++++ Input for this task ++++

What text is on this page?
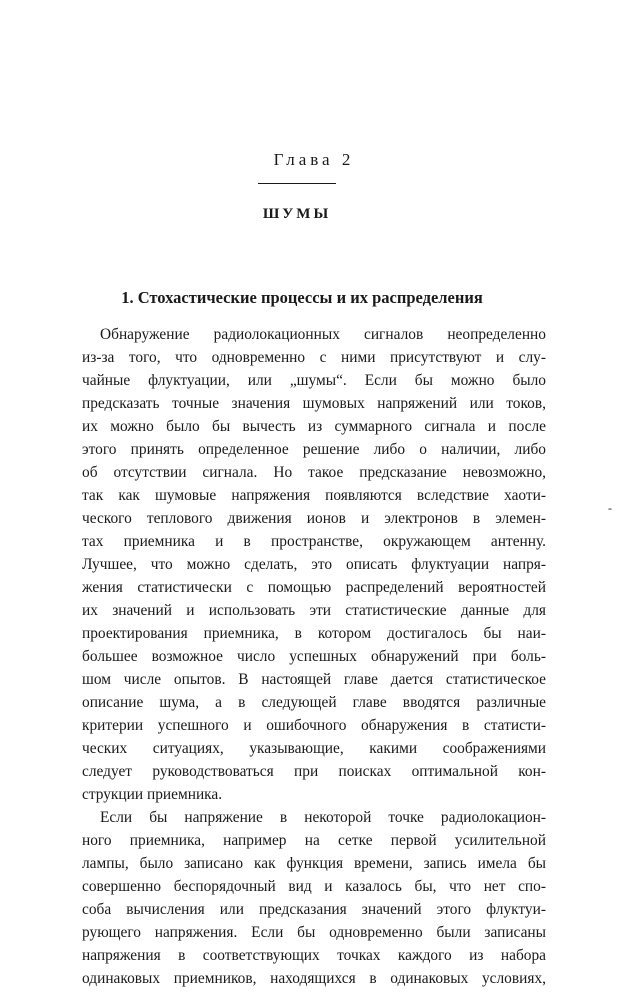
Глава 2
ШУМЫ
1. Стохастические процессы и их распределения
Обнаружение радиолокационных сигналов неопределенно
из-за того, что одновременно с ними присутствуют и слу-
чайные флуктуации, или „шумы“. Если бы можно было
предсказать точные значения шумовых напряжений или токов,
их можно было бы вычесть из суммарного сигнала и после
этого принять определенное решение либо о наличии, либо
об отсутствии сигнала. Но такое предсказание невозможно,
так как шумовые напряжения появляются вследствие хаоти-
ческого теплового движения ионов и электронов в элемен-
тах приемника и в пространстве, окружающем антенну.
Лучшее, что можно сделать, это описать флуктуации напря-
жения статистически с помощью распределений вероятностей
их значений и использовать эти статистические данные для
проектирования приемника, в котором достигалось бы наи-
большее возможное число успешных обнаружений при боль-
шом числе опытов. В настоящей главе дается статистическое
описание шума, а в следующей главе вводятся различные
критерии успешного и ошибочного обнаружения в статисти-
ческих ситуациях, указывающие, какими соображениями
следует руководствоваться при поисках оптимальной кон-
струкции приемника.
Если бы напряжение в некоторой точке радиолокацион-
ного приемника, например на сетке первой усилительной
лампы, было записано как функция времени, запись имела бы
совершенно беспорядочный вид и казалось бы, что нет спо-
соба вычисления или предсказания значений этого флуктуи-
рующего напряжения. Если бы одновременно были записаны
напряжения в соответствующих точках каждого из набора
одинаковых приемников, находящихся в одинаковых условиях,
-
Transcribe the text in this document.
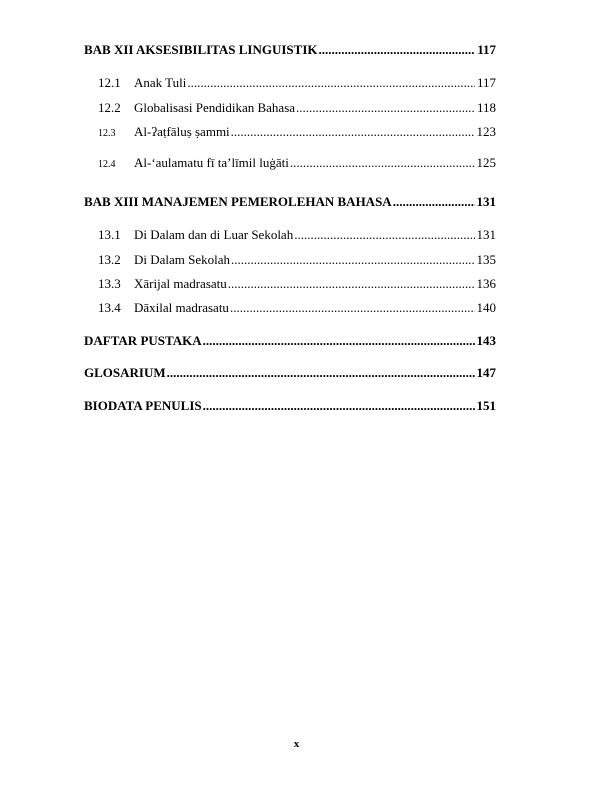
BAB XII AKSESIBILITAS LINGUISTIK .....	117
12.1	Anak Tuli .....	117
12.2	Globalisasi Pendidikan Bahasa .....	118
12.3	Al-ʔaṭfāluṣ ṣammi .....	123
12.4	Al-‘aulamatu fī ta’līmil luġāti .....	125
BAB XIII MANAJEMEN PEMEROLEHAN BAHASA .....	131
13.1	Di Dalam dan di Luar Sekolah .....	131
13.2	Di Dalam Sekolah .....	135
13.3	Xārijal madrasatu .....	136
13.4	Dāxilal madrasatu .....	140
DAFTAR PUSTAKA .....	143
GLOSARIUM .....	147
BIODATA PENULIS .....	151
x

++++
++++ Input for this task ++++

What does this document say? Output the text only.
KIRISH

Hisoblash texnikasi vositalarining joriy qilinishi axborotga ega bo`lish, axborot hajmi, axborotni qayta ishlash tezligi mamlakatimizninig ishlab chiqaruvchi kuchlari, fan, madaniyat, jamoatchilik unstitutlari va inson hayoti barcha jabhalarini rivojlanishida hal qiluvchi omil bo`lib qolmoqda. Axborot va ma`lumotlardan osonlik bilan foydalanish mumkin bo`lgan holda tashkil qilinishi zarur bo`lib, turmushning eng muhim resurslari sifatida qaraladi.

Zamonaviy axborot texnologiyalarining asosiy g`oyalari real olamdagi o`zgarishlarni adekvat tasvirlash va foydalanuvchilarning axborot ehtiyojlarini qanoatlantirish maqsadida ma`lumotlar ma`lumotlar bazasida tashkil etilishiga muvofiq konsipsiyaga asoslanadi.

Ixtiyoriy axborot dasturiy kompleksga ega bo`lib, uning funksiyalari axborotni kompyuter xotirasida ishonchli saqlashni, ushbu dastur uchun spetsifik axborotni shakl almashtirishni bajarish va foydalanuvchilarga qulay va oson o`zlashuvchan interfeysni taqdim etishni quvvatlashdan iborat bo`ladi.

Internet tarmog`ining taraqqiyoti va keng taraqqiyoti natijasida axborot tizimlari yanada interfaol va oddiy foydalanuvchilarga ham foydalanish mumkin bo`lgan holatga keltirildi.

++++

=== The exercise ===
Work out how many lines of the listing above include the word "Sekolah". Reply with nothing but the count.

=== Worked solution ===
2